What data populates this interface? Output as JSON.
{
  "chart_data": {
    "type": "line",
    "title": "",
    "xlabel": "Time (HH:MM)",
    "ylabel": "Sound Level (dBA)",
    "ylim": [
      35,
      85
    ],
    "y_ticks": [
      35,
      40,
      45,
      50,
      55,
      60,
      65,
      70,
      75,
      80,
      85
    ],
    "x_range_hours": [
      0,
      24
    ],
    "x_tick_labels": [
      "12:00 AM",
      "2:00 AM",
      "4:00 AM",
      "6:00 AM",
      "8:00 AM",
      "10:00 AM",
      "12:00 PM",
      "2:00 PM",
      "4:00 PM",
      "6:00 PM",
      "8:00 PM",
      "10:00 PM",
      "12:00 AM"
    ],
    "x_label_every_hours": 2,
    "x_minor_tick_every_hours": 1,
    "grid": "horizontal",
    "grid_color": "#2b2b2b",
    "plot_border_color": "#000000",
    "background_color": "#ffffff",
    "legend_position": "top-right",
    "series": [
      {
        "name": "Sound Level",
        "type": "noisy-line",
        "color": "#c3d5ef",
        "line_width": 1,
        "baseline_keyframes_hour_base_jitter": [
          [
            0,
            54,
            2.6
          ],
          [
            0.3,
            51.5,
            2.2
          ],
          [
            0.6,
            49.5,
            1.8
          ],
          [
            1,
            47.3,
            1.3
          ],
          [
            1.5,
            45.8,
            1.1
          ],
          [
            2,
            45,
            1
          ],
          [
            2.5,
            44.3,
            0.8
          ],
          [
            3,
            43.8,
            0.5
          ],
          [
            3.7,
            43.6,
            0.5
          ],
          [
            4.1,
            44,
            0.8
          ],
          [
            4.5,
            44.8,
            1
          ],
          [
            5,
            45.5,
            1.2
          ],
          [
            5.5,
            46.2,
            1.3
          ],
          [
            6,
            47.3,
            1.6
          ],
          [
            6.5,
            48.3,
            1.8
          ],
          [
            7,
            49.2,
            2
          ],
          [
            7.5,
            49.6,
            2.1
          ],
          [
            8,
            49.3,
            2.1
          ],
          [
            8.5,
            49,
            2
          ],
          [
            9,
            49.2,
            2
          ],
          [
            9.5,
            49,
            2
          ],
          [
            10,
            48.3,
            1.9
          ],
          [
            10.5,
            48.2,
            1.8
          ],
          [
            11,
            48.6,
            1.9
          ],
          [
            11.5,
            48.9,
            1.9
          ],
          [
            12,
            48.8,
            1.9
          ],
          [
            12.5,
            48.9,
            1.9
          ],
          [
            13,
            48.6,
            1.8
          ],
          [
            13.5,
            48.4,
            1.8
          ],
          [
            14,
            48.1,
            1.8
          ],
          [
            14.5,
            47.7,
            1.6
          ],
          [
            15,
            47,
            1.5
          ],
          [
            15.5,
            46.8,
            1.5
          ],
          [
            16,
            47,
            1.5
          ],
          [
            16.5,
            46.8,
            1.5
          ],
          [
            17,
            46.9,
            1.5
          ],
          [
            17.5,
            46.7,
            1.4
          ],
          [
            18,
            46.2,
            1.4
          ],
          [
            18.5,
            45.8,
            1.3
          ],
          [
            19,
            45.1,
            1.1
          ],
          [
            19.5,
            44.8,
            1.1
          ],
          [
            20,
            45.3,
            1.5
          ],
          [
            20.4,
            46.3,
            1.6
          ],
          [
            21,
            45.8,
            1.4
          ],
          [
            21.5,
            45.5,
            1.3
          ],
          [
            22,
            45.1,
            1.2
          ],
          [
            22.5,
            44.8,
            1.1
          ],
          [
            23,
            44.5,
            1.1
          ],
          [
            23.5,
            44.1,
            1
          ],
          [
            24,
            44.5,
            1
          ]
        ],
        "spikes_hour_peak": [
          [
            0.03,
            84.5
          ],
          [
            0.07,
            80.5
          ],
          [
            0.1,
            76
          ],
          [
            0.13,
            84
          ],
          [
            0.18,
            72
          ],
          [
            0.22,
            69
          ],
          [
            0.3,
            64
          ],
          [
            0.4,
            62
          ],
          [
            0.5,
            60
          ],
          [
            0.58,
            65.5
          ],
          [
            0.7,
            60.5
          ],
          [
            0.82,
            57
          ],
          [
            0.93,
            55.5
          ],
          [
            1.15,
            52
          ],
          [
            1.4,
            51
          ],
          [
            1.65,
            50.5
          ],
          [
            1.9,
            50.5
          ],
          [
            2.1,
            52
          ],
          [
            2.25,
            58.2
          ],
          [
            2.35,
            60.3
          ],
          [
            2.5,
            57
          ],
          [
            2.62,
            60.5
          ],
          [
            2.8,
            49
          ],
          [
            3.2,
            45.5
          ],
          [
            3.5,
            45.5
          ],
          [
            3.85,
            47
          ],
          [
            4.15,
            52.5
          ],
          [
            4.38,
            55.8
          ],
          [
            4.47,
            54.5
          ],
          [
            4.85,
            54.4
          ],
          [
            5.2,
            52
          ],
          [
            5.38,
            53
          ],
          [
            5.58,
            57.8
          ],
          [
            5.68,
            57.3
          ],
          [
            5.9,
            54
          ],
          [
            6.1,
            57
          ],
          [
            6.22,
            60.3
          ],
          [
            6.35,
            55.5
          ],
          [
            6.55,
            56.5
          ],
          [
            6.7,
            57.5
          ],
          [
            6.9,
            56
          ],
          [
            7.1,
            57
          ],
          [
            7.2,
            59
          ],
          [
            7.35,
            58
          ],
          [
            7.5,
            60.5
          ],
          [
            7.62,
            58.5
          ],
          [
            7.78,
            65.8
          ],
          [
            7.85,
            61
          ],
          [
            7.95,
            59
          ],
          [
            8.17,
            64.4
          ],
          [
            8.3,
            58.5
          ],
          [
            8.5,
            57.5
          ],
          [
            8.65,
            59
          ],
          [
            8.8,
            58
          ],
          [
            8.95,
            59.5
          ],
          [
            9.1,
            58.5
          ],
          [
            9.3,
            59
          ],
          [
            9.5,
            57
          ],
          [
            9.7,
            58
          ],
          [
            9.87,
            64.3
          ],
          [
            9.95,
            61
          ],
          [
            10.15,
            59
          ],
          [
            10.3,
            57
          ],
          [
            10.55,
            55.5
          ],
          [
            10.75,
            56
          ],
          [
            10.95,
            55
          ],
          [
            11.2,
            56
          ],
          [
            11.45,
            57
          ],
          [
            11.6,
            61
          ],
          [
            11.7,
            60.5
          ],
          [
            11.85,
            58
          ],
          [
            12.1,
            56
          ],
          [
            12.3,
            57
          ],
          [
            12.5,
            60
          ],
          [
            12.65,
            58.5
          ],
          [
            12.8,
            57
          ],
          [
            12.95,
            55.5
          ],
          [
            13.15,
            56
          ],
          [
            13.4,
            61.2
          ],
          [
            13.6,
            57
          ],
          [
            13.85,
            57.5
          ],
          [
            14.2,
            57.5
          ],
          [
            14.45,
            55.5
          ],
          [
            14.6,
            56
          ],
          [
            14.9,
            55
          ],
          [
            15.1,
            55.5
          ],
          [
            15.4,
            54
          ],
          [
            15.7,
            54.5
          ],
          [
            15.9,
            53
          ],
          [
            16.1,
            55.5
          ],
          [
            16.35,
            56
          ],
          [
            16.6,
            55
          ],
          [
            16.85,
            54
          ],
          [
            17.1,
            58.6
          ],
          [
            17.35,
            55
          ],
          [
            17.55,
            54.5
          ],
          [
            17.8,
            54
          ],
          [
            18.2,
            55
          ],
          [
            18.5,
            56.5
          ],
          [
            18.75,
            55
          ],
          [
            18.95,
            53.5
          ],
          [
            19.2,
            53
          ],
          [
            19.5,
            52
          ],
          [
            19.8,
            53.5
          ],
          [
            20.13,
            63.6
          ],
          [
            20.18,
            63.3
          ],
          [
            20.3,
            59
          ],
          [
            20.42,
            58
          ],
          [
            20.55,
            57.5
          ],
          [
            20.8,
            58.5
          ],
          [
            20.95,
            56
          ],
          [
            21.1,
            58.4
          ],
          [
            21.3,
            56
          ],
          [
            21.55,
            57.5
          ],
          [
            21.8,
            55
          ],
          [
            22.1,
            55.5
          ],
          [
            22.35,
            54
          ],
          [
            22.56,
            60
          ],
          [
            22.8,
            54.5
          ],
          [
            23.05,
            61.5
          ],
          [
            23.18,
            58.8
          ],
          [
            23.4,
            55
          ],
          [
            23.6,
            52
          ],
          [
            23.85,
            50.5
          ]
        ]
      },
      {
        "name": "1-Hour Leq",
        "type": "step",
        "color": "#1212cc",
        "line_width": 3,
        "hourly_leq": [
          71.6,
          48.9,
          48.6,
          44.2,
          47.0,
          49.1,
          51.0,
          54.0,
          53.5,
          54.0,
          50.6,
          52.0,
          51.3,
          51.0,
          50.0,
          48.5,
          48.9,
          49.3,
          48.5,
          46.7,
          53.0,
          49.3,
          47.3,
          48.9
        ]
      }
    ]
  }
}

· · · · · · ·

> Given problem:
Return nothing except the number of lines that include the string "Sound".

> Solution to the problem:
2